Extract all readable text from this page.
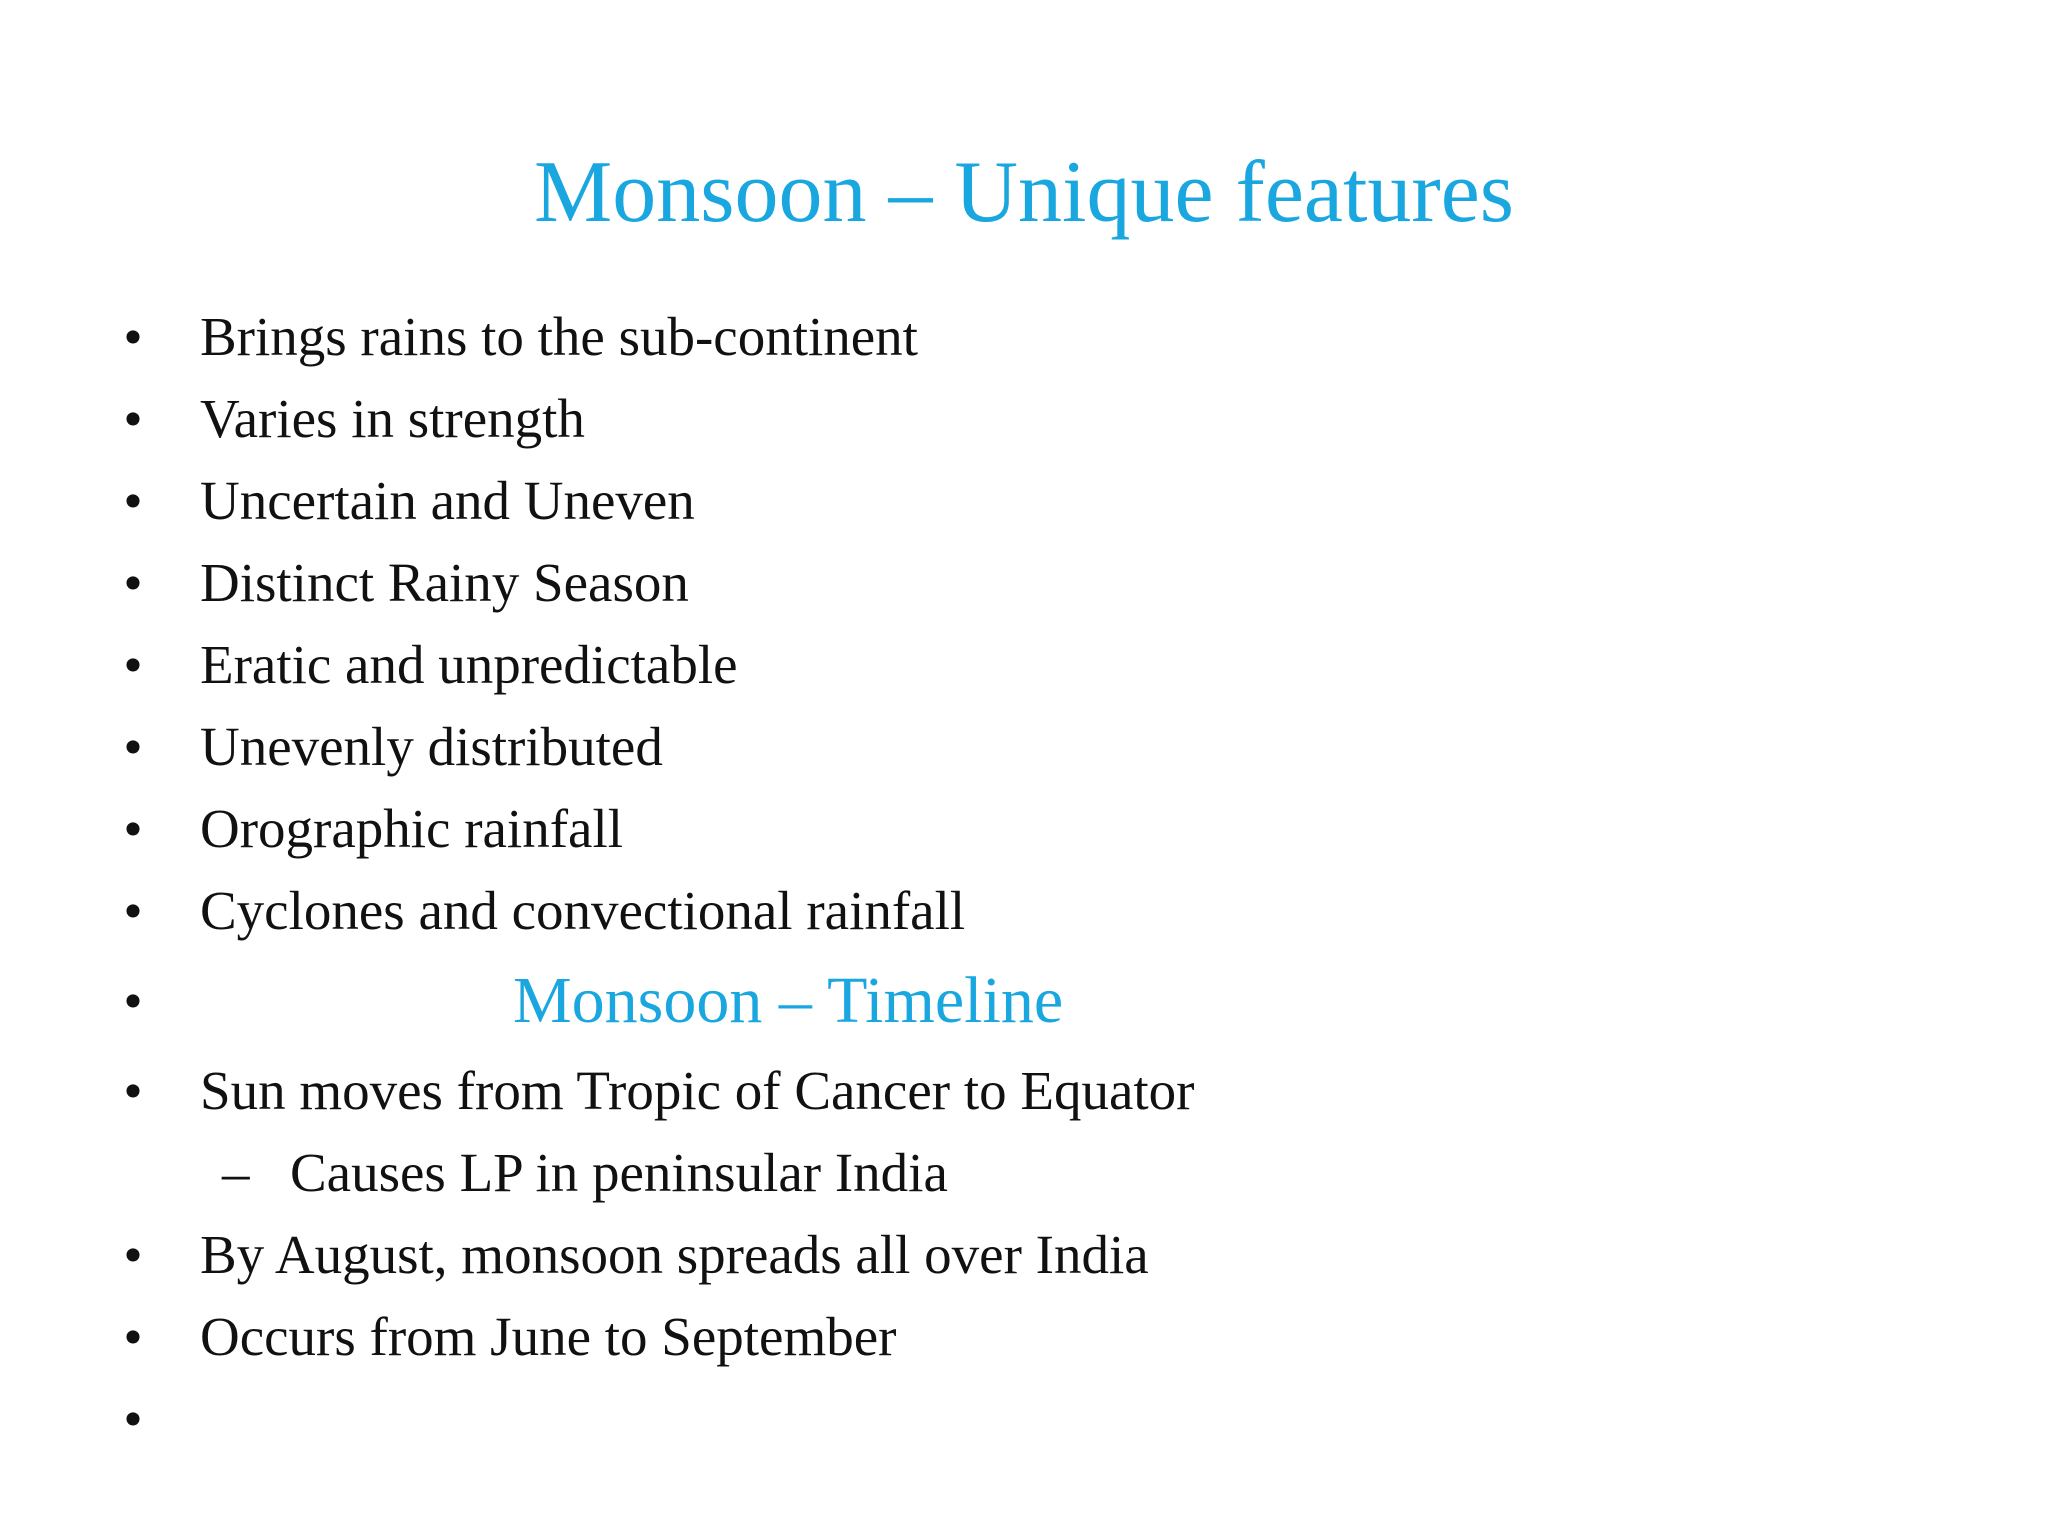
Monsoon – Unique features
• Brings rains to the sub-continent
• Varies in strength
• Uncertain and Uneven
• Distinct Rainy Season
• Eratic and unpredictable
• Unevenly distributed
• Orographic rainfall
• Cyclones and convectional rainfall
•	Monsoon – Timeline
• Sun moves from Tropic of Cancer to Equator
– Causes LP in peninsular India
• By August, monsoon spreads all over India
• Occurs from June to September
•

Required task →
Copy the records exactly. Skip the pictures.

Output of the exercise →
Extract all readable text from this page.
Monsoon – Unique features
• Brings rains to the sub-continent
• Varies in strength
• Uncertain and Uneven
• Distinct Rainy Season
• Eratic and unpredictable
• Unevenly distributed
• Orographic rainfall
• Cyclones and convectional rainfall
•	Monsoon – Timeline
• Sun moves from Tropic of Cancer to Equator
– Causes LP in peninsular India
• By August, monsoon spreads all over India
• Occurs from June to September
•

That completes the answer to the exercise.